-- Problem requirements --
Check every line below for the word "drive" and give only the number of lines where it appears.

--- START Stored rows ---

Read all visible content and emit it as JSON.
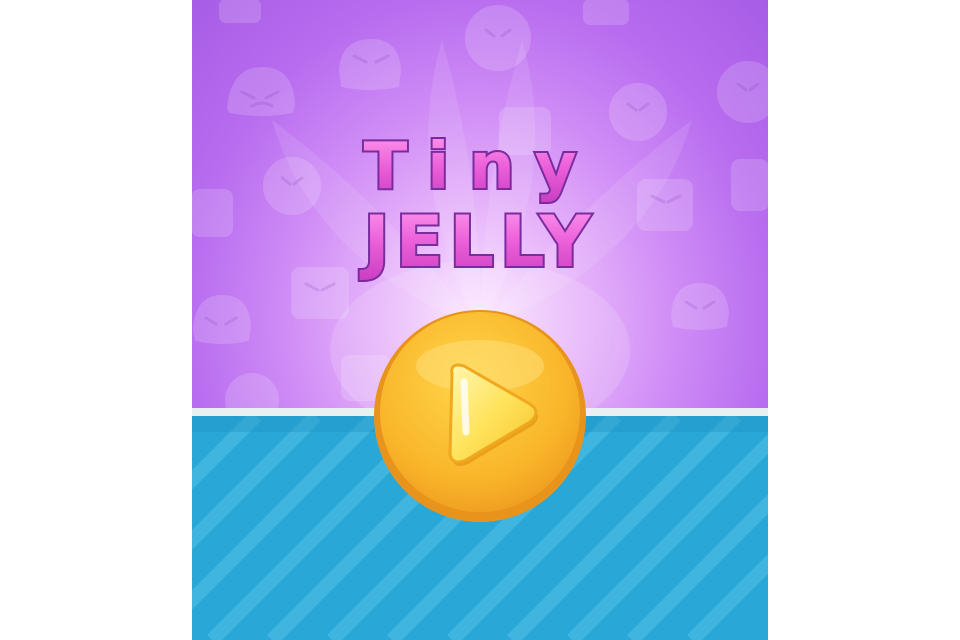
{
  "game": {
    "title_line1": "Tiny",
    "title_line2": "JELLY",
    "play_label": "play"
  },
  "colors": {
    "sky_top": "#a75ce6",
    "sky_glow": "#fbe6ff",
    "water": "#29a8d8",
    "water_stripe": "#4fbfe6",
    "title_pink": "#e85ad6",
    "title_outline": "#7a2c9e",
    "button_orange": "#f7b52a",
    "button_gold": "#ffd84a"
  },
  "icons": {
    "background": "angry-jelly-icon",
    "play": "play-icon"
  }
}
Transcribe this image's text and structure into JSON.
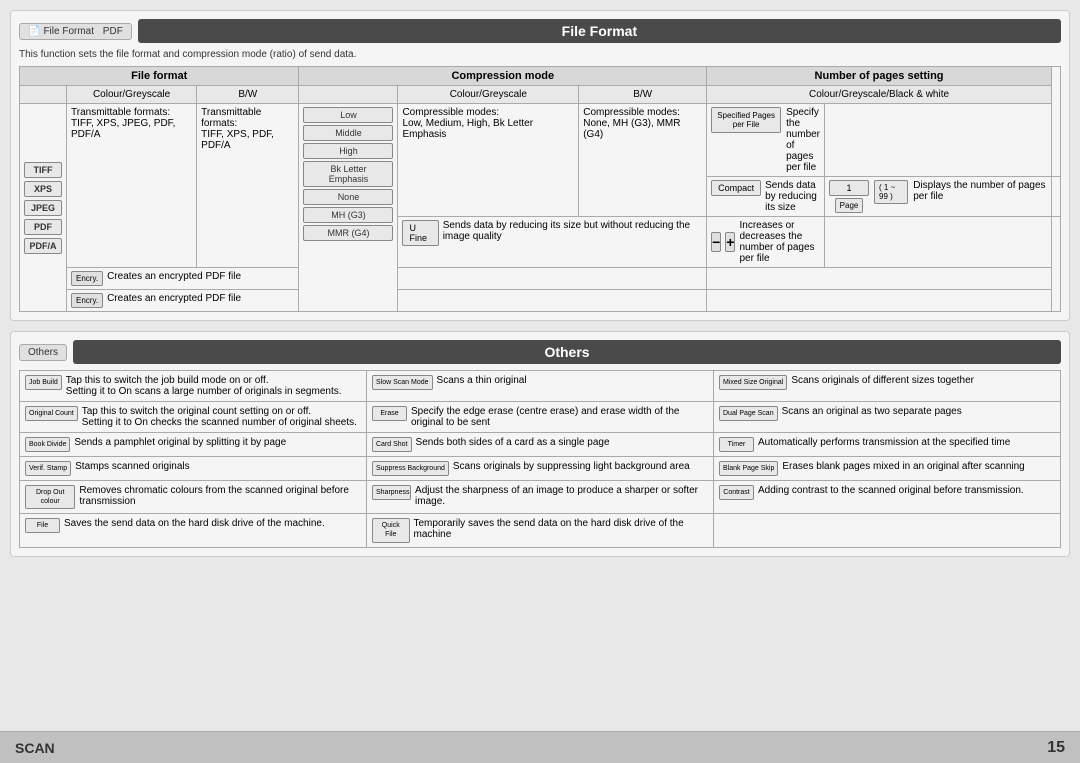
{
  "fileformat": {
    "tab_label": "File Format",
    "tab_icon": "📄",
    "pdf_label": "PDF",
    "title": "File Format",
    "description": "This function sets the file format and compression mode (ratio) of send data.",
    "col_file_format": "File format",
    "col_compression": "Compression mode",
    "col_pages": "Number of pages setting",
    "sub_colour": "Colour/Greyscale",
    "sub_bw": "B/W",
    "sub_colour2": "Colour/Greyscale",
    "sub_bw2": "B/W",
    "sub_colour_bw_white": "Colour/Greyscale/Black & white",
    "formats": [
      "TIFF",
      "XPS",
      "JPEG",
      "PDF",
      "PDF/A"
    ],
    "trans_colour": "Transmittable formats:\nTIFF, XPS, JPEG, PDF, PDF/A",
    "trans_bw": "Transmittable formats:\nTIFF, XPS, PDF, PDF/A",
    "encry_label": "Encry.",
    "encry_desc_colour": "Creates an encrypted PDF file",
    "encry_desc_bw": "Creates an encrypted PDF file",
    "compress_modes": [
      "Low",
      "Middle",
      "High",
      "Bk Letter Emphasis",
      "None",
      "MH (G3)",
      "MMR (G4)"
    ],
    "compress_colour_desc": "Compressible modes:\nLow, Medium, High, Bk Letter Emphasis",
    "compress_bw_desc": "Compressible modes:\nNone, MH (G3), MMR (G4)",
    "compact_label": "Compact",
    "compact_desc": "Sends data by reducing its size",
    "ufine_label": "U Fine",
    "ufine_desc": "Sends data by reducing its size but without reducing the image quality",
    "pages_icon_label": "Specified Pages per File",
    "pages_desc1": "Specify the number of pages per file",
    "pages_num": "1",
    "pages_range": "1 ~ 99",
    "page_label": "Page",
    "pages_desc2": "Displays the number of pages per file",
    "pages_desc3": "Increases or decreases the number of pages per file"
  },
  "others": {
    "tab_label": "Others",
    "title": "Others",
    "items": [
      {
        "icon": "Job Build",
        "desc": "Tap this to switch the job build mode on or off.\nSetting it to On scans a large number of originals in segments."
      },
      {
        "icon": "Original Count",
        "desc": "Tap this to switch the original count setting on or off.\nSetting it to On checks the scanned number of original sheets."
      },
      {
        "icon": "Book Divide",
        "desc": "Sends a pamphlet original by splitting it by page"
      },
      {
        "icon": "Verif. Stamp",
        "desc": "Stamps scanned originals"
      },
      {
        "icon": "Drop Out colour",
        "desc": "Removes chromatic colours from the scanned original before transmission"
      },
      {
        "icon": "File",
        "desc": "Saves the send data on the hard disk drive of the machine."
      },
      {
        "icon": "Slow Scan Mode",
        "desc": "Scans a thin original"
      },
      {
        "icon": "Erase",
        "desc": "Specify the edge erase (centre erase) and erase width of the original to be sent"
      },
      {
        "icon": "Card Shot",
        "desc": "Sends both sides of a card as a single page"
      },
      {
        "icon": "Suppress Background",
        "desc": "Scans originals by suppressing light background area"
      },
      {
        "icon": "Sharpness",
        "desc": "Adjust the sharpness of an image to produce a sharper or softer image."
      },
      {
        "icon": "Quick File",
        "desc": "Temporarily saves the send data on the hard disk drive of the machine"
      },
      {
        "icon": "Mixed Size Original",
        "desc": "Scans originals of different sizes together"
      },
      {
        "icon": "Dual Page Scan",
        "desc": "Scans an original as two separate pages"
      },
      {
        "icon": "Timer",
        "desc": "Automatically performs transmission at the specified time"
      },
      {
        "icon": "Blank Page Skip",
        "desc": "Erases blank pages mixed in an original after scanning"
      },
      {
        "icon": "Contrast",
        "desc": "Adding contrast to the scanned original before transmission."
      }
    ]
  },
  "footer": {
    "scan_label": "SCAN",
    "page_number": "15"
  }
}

--- END Stored rows ---
--- START Stored rows ---

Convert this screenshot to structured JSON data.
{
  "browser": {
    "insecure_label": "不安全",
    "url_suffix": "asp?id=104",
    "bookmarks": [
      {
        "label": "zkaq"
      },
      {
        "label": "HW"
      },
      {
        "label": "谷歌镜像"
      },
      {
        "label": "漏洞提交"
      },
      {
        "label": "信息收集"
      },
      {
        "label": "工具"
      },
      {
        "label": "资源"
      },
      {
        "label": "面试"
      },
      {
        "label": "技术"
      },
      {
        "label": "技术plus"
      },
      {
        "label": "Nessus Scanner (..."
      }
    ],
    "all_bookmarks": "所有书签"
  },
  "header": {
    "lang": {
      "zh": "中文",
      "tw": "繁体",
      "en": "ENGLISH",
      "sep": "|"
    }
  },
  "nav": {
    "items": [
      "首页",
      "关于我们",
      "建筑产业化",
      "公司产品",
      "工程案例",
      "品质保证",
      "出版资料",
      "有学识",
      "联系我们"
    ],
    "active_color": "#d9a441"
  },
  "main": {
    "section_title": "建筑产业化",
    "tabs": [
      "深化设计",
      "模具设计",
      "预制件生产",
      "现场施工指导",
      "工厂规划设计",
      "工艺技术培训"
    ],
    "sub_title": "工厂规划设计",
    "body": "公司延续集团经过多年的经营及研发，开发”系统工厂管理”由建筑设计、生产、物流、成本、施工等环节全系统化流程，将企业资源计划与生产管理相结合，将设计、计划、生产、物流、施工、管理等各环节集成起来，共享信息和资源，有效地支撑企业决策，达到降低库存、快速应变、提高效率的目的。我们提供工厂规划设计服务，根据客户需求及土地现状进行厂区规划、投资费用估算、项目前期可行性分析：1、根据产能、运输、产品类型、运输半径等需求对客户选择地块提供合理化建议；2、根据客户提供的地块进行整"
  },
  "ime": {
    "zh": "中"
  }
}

--- END Stored rows ---
--- START Stored rows ---

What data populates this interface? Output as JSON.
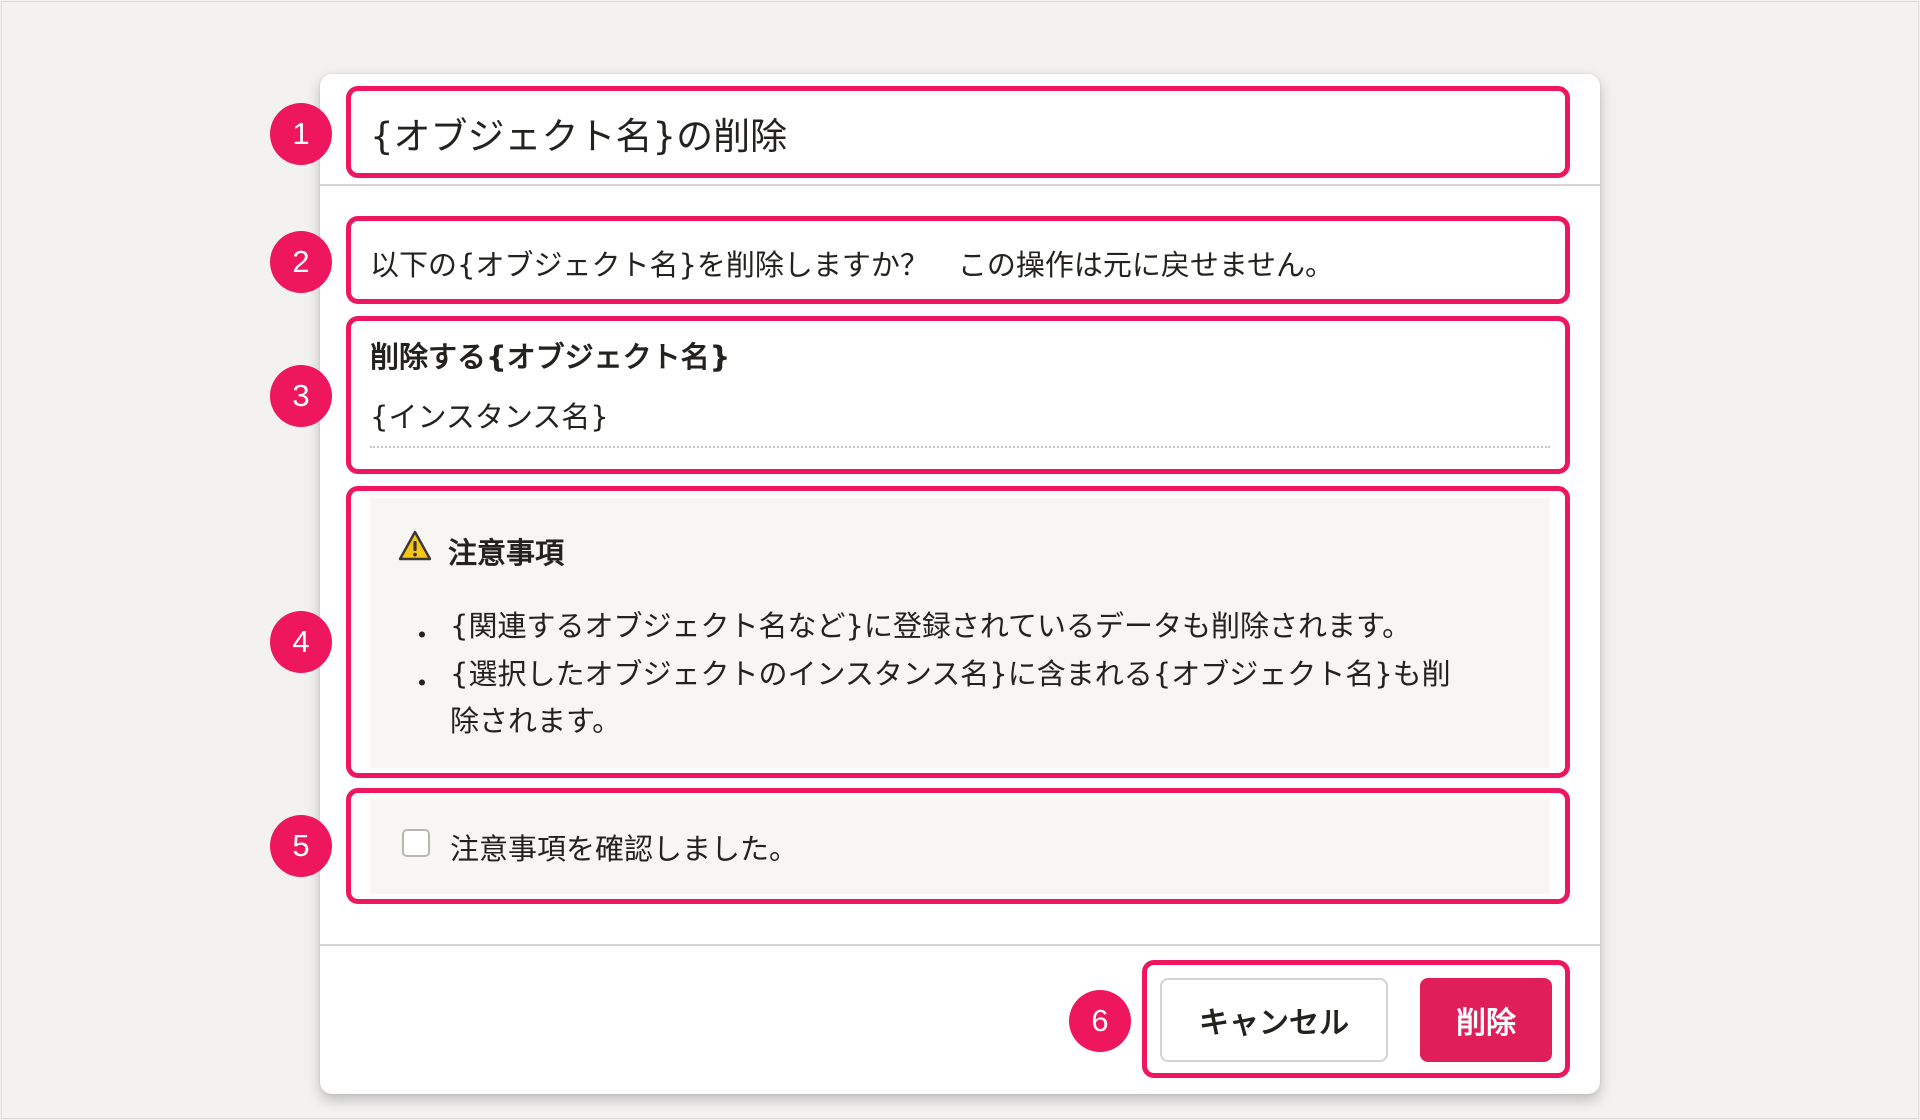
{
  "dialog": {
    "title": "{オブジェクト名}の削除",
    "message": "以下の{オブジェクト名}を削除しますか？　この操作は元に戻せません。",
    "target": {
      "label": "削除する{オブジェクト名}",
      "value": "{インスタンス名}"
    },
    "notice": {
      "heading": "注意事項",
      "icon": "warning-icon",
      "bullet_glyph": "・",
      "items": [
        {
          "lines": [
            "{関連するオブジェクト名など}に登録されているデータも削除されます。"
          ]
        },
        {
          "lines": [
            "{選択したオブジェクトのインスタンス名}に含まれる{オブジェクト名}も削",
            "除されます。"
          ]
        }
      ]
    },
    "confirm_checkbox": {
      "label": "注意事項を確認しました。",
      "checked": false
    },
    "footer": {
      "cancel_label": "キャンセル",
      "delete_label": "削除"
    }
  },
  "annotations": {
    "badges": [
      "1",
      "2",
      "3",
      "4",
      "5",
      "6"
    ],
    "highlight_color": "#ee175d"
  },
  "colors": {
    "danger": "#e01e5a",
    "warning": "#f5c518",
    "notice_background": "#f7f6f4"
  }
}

--- END Stored rows ---

-- Exercise response --
2